** Opening Document text block **

Through effectively generating performance reports for investors, RPM can also help retain and attract more capital for solar developers.

CEFF: How did you come up with the idea of the company?

Zviagin: I had been working on solar asset management development in SunRun and SolarCity for years. In SolarCity, I realized the traditional manual way of solar asset management was not efficient at scale and that Excel was not a viable long-term solution to managing a large and fast-growing solar portfolio.

It is necessary for developers to have an infrastructure to manage the data and automate the processes once we reach scale. The founders of SolarCity did see the values of such automation. The project-finance investors also gave me very positive feedback about having such a software help with tracking the performance of the developers.

So I decided to go out on my own and build an integrated asset-management software platform, which the industry needs for efficiency at scale.

CEFF: What problem is the company targeting?

Zviagin: We mainly target three key problems for solar development: the biggest problem is that the financial operations are not effective at scale. Currently, the leading solar developers have financed over $21 billion dollars’ worth of solar systems in the United States, which are managed manually. Such manual work may lead to lots of mistakes behind closed doors.

The second problem is the limited capital for solar financing. There are very few repeat tax equity investors. We hope to attract more capital and retain the existing investors through presenting the solar project performance.

The third one is the high cost of capital for solar financing, which has heavily been financed by tax equity with 8-14 percent internal rates of return. As securitization is a more effective way for solar to get a lower cost of capital (around 4 percent), we need some infrastructure to facilitate the transaction of securitization, meet the high-level due diligence and evaluation, and eventually make the developers to be more profitable. 

CEFF: How has the software been received?

Zviagin: We released our software two months ago and have already had several developers on our platform, both domestically and internationally. We currently have over 150 MW under management, and we have a big pipeline of customers to get their way on board.

** Closing Document text block **

**Brief A**
List every question CEFF asks in the interview, in the order they appear.
**Brief B**
Duplicate the part of the interview that opens with the words containing "Zviagin: I had" and closes with "efficiency at scale.".
You won't need the lines that come after this.

** Opening Supplied entries block **

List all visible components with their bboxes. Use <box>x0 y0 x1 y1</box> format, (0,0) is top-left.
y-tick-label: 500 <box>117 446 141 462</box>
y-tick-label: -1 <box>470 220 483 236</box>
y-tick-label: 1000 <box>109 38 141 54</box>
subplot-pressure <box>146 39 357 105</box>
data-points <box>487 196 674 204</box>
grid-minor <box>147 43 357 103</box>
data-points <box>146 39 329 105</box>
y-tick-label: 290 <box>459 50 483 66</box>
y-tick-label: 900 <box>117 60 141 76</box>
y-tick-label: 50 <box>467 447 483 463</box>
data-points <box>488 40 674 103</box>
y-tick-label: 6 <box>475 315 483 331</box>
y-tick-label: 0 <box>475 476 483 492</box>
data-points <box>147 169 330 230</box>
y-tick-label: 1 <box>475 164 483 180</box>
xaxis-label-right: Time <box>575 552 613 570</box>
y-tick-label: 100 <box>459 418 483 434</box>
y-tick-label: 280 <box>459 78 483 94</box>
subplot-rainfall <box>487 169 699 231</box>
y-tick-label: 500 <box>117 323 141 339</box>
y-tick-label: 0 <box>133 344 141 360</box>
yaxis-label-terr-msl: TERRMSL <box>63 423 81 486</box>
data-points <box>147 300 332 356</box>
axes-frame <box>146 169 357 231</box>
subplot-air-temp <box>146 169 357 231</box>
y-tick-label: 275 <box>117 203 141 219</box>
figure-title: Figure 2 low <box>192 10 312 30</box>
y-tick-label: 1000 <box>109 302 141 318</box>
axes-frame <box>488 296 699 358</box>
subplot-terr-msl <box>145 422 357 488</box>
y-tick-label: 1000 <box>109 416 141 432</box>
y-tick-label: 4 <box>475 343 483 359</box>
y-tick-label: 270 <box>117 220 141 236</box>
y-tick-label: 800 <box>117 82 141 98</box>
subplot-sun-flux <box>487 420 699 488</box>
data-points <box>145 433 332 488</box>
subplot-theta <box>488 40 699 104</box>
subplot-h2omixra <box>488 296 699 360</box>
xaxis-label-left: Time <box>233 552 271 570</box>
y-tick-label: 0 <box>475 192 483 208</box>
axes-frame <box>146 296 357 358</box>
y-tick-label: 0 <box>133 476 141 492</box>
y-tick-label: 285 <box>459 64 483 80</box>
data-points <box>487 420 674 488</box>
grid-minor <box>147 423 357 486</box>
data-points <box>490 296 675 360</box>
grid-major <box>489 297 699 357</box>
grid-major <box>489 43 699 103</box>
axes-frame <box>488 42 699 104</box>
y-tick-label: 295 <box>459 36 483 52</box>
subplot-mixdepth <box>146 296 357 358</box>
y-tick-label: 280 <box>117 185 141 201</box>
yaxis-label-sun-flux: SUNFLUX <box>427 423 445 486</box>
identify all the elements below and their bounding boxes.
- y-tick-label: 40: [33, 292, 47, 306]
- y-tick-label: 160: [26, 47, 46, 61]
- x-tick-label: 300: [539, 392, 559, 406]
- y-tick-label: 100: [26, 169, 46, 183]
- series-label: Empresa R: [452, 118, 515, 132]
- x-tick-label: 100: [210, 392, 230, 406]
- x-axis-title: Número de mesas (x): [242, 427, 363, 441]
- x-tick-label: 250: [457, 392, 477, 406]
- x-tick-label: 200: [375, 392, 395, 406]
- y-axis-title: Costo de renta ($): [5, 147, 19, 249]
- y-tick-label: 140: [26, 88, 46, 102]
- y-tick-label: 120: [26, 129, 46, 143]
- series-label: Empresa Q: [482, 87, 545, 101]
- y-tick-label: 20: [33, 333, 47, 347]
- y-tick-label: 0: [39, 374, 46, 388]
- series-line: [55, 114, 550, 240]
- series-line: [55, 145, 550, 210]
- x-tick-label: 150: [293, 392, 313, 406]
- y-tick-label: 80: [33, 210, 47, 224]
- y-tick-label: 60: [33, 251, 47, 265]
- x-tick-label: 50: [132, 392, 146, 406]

** Closing Supplied entries block **

**Task output A**
- How did you come up with the idea of the company?
- What problem is the company targeting?
- How has the software been received?

**Task output B**
Zviagin: I had been working on solar asset management development in SunRun and SolarCity for years. In SolarCity, I realized the traditional manual way of solar asset management was not efficient at scale and that Excel was not a viable long-term solution to managing a large and fast-growing solar portfolio.

It is necessary for developers to have an infrastructure to manage the data and automate the processes once we reach scale. The founders of SolarCity did see the values of such automation. The project-finance investors also gave me very positive feedback about having such a software help with tracking the performance of the developers.

So I decided to go out on my own and build an integrated asset-management software platform, which the industry needs for efficiency at scale.